### Reading passage ###

2.128           Further, evidence received clarifies that it is not the intention of the Commonwealth Government to diminish the importance or role of self government on Norfolk Island.

2.129           For proposed subsections 21(1A), 21(5) and subparagraph 21(2)(A)(iii) the increase in Commonwealth oversight of legislation is in line with other changes in this regard which are contained in the proposed Bill.

2.130           For proposed new section 26A where the Commonwealth’s legislative powers are increased, it is done so to enable the Commonwealth to ‘implement national policy objectives (such as those agreed at the Council of Australian Governments) and to ensure that Norfolk Island legislation is consistent with the national interest or Australia’s international obligations.’F[73]

10BProposed section 39AA – Power of Administrator to dismiss a member of the Legislative Assembly from office for seriously unlawful conduct or grossly improper conduct

35BBackground

2.131           Section 39 of the Norfolk Island Act provides for the disqualifications for membership of the Legislative Assembly and includes: ‘that a member of the Legislative Assembly vacates their office if they become an undischarged bankrupt or are convicted of an offence and sentenced to imprisonment for one year or longer.’F[74]F Section 39 appears below.

39 Disqualifications for membership of Legislative Assembly

(1)   A person is not qualified to be a candidate for election as a member of the Legislative Assembly if, at the date of nomination:
  (a) he or she is an undischarged bankrupt;
  (b) he or she has been convicted and is under sentence of imprisonment for one year or longer for an offence against the law of the Commonwealth or of a State or Territory;
  (c) he or she is a member of the Police Force of the Territory or of the Commonwealth; or
  (d) he or she is the holder of an office or appointment under a law of the Commonwealth or of the Territory, being an office or appointment that is prescribed for the purposes of this paragraph.
(2)

### Supplied entries ###

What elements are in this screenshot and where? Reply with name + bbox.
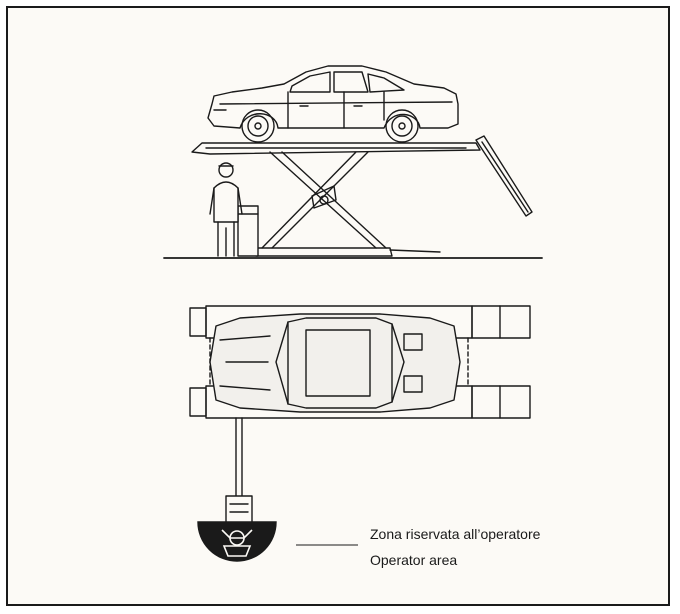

###
### Supplied entries ###

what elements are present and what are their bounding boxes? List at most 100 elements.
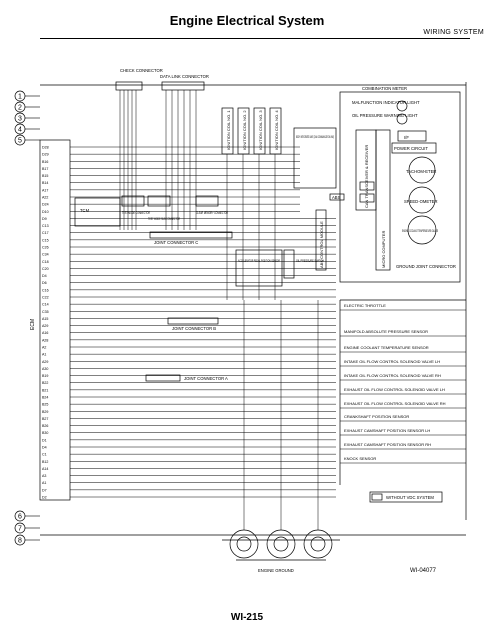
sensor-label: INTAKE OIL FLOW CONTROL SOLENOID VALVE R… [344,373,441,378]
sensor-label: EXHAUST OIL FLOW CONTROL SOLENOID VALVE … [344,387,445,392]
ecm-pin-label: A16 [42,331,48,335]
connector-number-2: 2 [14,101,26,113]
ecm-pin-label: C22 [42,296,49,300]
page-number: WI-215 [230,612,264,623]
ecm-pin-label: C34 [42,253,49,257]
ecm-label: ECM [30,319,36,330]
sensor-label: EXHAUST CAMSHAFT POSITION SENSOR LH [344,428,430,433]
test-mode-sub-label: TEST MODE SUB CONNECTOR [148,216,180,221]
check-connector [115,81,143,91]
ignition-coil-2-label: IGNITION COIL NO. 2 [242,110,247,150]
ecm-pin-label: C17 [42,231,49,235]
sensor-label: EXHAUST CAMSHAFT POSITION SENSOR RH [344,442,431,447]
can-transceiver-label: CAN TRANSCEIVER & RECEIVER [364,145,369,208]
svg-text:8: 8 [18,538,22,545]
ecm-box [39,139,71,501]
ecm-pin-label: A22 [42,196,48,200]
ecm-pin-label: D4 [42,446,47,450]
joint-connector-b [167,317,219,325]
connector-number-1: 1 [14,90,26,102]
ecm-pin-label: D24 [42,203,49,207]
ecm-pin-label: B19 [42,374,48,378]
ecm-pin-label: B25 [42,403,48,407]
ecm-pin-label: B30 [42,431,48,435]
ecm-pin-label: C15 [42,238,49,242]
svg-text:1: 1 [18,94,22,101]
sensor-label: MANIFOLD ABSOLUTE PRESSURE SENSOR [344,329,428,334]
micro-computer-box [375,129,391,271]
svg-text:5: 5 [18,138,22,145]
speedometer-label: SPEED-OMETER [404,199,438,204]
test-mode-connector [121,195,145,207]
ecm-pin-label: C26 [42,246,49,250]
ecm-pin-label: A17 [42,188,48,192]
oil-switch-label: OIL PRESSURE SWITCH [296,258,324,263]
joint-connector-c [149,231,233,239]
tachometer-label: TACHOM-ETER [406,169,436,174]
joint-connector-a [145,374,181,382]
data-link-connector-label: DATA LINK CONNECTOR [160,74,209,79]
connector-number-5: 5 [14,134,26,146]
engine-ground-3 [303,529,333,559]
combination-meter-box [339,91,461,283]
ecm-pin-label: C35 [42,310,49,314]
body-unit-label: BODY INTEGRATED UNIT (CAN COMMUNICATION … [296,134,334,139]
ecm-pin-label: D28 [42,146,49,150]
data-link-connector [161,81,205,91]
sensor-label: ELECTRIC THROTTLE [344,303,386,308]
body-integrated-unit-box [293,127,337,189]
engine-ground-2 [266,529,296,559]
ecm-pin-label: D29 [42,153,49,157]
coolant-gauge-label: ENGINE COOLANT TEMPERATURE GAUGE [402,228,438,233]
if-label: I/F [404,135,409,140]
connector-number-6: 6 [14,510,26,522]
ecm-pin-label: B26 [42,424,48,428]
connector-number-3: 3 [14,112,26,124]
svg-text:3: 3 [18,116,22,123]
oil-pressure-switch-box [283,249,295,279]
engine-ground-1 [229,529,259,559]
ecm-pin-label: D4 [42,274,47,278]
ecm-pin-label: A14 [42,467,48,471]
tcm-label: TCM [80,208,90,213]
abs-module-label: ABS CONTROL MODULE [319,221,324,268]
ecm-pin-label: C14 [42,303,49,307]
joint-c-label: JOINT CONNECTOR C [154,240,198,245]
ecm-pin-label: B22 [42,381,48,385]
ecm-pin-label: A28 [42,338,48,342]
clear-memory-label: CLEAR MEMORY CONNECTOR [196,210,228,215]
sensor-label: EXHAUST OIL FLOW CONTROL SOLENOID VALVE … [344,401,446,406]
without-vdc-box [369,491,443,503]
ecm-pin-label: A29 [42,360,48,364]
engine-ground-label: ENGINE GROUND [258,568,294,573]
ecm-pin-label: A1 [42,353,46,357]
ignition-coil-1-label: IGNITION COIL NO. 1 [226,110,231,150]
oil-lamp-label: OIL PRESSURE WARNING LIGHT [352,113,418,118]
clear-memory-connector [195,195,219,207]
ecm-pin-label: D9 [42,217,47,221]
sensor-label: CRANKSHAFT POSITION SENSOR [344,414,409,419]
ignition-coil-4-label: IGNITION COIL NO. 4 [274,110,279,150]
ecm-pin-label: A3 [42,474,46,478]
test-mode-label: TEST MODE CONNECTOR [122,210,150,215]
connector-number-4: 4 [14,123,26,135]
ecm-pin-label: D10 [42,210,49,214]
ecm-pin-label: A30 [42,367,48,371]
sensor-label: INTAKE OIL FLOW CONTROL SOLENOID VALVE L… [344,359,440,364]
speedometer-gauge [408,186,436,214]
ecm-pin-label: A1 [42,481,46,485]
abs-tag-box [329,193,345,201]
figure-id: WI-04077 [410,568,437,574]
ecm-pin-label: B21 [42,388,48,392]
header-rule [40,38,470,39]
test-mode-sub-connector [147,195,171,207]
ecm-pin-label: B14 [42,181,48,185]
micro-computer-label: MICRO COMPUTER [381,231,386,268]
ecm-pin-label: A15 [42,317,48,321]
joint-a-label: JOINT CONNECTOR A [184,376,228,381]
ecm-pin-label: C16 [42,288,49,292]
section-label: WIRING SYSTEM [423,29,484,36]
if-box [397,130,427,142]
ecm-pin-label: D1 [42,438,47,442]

###

→ **Requirements**:
A - Print the passage on the Norfolk Island Act word for word, starting with "2.128           Further, evidence" and going on through "the proposed Bill.".
B - Proceed with the passage on the Norfolk Island Act, writing on from the point where it stops.
The material comes from a different source than the Norfolk Island text.

→ **Exercise results**:
A -
2.128           Further, evidence received clarifies that it is not the intention of the Commonwealth Government to diminish the importance or role of self government on Norfolk Island.

2.129           For proposed subsections 21(1A), 21(5) and subparagraph 21(2)(A)(iii) the increase in Commonwealth oversight of legislation is in line with other changes in this regard which are contained in the proposed Bill.

B -
A member of the Legislative Assembly vacates his or her office if:

  (a) he or she becomes a person to whom any of the paragraphs of subsection (1) applies; or
  (c) he or she fails to attend the Legislative Assembly for 3 consecutive meetings of the Legislative Assembly without the permission of the Legislative Assembly; or
  (d) he or she ceases to be entitled, or qualified to become entitled, to vote at elections of members of the Legislative Assembly; or
  (da) he or she ceases to be an Australian citizen; or
  (e) he or she takes or agrees to take, directly or indirectly, any remuneration, allowance, honorarium or reward for services rendered in the Legislative Assembly, otherwise than in accordance with section 65.
(3)   A member of the Legislative Assembly who is a party to, or has a direct or indirect interest in, a contract made by or on behalf of the Commonwealth or the Administration under which goods or services are to be supplied to the Commonwealth or the Administration shall not take part in a discussion of a matter, or vote on a question, in the Legislative Assembly where the matter or question relates directly or indirectly to that contract.
(4)   Any question concerning the application of subsection (3) shall be decided by the Legislative Assembly, and a contravention of that subsection does not affect the validity of anything done by the Legislative Assembly.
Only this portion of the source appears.